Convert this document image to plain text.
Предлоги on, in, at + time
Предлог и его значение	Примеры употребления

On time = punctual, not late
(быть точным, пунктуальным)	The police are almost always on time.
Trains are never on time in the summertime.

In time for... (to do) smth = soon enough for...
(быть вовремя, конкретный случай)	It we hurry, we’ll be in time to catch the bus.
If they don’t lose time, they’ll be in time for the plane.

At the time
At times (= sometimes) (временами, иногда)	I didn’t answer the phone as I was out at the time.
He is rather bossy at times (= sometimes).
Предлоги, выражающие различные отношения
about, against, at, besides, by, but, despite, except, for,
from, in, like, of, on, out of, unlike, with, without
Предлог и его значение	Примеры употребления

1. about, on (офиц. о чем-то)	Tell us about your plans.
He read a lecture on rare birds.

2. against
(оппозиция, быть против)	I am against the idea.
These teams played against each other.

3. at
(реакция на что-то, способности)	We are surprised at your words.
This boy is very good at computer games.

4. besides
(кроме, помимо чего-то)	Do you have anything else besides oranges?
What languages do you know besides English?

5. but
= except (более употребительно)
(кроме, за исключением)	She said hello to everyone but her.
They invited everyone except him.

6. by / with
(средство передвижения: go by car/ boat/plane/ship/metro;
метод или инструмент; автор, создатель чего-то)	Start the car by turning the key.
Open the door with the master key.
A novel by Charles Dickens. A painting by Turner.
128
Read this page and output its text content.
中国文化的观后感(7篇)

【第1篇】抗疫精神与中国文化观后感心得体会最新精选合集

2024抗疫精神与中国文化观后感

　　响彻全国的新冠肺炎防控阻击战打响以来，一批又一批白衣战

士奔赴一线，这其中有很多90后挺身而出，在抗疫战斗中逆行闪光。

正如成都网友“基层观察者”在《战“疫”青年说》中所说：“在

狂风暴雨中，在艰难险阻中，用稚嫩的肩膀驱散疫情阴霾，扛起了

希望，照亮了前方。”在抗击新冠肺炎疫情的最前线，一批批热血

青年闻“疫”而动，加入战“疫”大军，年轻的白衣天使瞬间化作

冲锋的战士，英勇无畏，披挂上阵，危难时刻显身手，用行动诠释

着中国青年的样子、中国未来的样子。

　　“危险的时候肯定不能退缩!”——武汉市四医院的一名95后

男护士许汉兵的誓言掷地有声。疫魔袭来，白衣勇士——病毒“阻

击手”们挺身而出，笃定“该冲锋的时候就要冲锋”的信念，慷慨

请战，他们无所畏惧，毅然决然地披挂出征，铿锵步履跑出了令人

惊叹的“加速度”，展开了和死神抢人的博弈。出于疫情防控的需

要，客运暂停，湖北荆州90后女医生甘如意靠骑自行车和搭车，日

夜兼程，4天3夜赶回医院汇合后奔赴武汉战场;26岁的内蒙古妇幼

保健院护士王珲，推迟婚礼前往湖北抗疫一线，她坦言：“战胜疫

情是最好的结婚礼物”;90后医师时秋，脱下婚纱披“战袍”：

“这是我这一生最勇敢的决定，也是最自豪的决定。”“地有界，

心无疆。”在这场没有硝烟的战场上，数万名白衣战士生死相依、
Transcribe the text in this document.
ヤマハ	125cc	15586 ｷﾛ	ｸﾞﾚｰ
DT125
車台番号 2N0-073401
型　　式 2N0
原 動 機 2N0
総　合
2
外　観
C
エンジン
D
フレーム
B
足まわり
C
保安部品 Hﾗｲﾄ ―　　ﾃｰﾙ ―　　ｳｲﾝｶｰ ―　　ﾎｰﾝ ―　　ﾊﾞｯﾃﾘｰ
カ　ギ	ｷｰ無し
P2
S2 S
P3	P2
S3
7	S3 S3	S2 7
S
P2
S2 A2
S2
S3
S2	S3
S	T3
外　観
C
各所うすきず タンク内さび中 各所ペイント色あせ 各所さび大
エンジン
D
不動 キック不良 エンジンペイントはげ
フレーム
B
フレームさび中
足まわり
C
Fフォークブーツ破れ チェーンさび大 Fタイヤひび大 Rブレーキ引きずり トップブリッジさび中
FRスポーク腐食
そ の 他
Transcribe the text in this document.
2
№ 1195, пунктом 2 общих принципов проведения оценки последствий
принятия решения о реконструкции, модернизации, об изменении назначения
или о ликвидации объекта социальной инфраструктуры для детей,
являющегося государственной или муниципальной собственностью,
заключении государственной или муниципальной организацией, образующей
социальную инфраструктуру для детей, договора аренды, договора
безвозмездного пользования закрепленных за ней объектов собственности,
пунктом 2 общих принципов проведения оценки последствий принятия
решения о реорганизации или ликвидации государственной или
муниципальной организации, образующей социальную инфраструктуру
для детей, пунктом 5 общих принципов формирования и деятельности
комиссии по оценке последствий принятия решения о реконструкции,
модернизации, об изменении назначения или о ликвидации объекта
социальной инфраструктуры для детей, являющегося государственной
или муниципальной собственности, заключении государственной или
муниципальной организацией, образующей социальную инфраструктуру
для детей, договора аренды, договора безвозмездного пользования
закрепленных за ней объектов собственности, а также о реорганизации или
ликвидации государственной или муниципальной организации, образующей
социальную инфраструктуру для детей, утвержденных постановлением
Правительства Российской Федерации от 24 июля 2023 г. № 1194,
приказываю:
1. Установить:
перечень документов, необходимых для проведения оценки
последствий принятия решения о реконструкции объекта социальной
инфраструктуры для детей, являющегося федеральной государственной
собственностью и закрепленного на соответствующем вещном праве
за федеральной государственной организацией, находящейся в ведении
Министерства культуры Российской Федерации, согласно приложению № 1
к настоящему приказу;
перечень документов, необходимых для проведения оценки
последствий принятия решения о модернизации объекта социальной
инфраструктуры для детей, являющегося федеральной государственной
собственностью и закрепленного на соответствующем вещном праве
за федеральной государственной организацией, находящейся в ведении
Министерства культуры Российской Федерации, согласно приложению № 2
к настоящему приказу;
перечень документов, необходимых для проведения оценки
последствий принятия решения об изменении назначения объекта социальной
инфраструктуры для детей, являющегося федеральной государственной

------

Task objective:
Reproduce all of the entries word for word.

Task answer:
Convert this document image to plain text.
Предлоги on, in, at + time
Предлог и его значение	Примеры употребления

On time = punctual, not late
(быть точным, пунктуальным)	The police are almost always on time.
Trains are never on time in the summertime.

In time for... (to do) smth = soon enough for...
(быть вовремя, конкретный случай)	It we hurry, we’ll be in time to catch the bus.
If they don’t lose time, they’ll be in time for the plane.

At the time
At times (= sometimes) (временами, иногда)	I didn’t answer the phone as I was out at the time.
He is rather bossy at times (= sometimes).
Предлоги, выражающие различные отношения
about, against, at, besides, by, but, despite, except, for,
from, in, like, of, on, out of, unlike, with, without
Предлог и его значение	Примеры употребления

1. about, on (офиц. о чем-то)	Tell us about your plans.
He read a lecture on rare birds.

2. against
(оппозиция, быть против)	I am against the idea.
These teams played against each other.

3. at
(реакция на что-то, способности)	We are surprised at your words.
This boy is very good at computer games.

4. besides
(кроме, помимо чего-то)	Do you have anything else besides oranges?
What languages do you know besides English?

5. but
= except (более употребительно)
(кроме, за исключением)	She said hello to everyone but her.
They invited everyone except him.

6. by / with
(средство передвижения: go by car/ boat/plane/ship/metro;
метод или инструмент; автор, создатель чего-то)	Start the car by turning the key.
Open the door with the master key.
A novel by Charles Dickens. A painting by Turner.
128
Read this page and output its text content.
中国文化的观后感(7篇)

【第1篇】抗疫精神与中国文化观后感心得体会最新精选合集

2024抗疫精神与中国文化观后感

　　响彻全国的新冠肺炎防控阻击战打响以来，一批又一批白衣战

士奔赴一线，这其中有很多90后挺身而出，在抗疫战斗中逆行闪光。

正如成都网友“基层观察者”在《战“疫”青年说》中所说：“在

狂风暴雨中，在艰难险阻中，用稚嫩的肩膀驱散疫情阴霾，扛起了

希望，照亮了前方。”在抗击新冠肺炎疫情的最前线，一批批热血

青年闻“疫”而动，加入战“疫”大军，年轻的白衣天使瞬间化作

冲锋的战士，英勇无畏，披挂上阵，危难时刻显身手，用行动诠释

着中国青年的样子、中国未来的样子。

　　“危险的时候肯定不能退缩!”——武汉市四医院的一名95后

男护士许汉兵的誓言掷地有声。疫魔袭来，白衣勇士——病毒“阻

击手”们挺身而出，笃定“该冲锋的时候就要冲锋”的信念，慷慨

请战，他们无所畏惧，毅然决然地披挂出征，铿锵步履跑出了令人

惊叹的“加速度”，展开了和死神抢人的博弈。出于疫情防控的需

要，客运暂停，湖北荆州90后女医生甘如意靠骑自行车和搭车，日

夜兼程，4天3夜赶回医院汇合后奔赴武汉战场;26岁的内蒙古妇幼

保健院护士王珲，推迟婚礼前往湖北抗疫一线，她坦言：“战胜疫

情是最好的结婚礼物”;90后医师时秋，脱下婚纱披“战袍”：

“这是我这一生最勇敢的决定，也是最自豪的决定。”“地有界，

心无疆。”在这场没有硝烟的战场上，数万名白衣战士生死相依、
Transcribe the text in this document.
ヤマハ	125cc	15586 ｷﾛ	ｸﾞﾚｰ
DT125
車台番号 2N0-073401
型　　式 2N0
原 動 機 2N0
総　合
2
外　観
C
エンジン
D
フレーム
B
足まわり
C
保安部品 Hﾗｲﾄ ―　　ﾃｰﾙ ―　　ｳｲﾝｶｰ ―　　ﾎｰﾝ ―　　ﾊﾞｯﾃﾘｰ
カ　ギ	ｷｰ無し
P2
S2 S
P3	P2
S3
7	S3 S3	S2 7
S
P2
S2 A2
S2
S3
S2	S3
S	T3
外　観
C
各所うすきず タンク内さび中 各所ペイント色あせ 各所さび大
エンジン
D
不動 キック不良 エンジンペイントはげ
フレーム
B
フレームさび中
足まわり
C
Fフォークブーツ破れ チェーンさび大 Fタイヤひび大 Rブレーキ引きずり トップブリッジさび中
FRスポーク腐食
そ の 他
Transcribe the text in this document.
2
№ 1195, пунктом 2 общих принципов проведения оценки последствий
принятия решения о реконструкции, модернизации, об изменении назначения
или о ликвидации объекта социальной инфраструктуры для детей,
являющегося государственной или муниципальной собственностью,
заключении государственной или муниципальной организацией, образующей
социальную инфраструктуру для детей, договора аренды, договора
безвозмездного пользования закрепленных за ней объектов собственности,
пунктом 2 общих принципов проведения оценки последствий принятия
решения о реорганизации или ликвидации государственной или
муниципальной организации, образующей социальную инфраструктуру
для детей, пунктом 5 общих принципов формирования и деятельности
комиссии по оценке последствий принятия решения о реконструкции,
модернизации, об изменении назначения или о ликвидации объекта
социальной инфраструктуры для детей, являющегося государственной
или муниципальной собственности, заключении государственной или
муниципальной организацией, образующей социальную инфраструктуру
для детей, договора аренды, договора безвозмездного пользования
закрепленных за ней объектов собственности, а также о реорганизации или
ликвидации государственной или муниципальной организации, образующей
социальную инфраструктуру для детей, утвержденных постановлением
Правительства Российской Федерации от 24 июля 2023 г. № 1194,
приказываю:
1. Установить:
перечень документов, необходимых для проведения оценки
последствий принятия решения о реконструкции объекта социальной
инфраструктуры для детей, являющегося федеральной государственной
собственностью и закрепленного на соответствующем вещном праве
за федеральной государственной организацией, находящейся в ведении
Министерства культуры Российской Федерации, согласно приложению № 1
к настоящему приказу;
перечень документов, необходимых для проведения оценки
последствий принятия решения о модернизации объекта социальной
инфраструктуры для детей, являющегося федеральной государственной
собственностью и закрепленного на соответствующем вещном праве
за федеральной государственной организацией, находящейся в ведении
Министерства культуры Российской Федерации, согласно приложению № 2
к настоящему приказу;
перечень документов, необходимых для проведения оценки
последствий принятия решения об изменении назначения объекта социальной
инфраструктуры для детей, являющегося федеральной государственной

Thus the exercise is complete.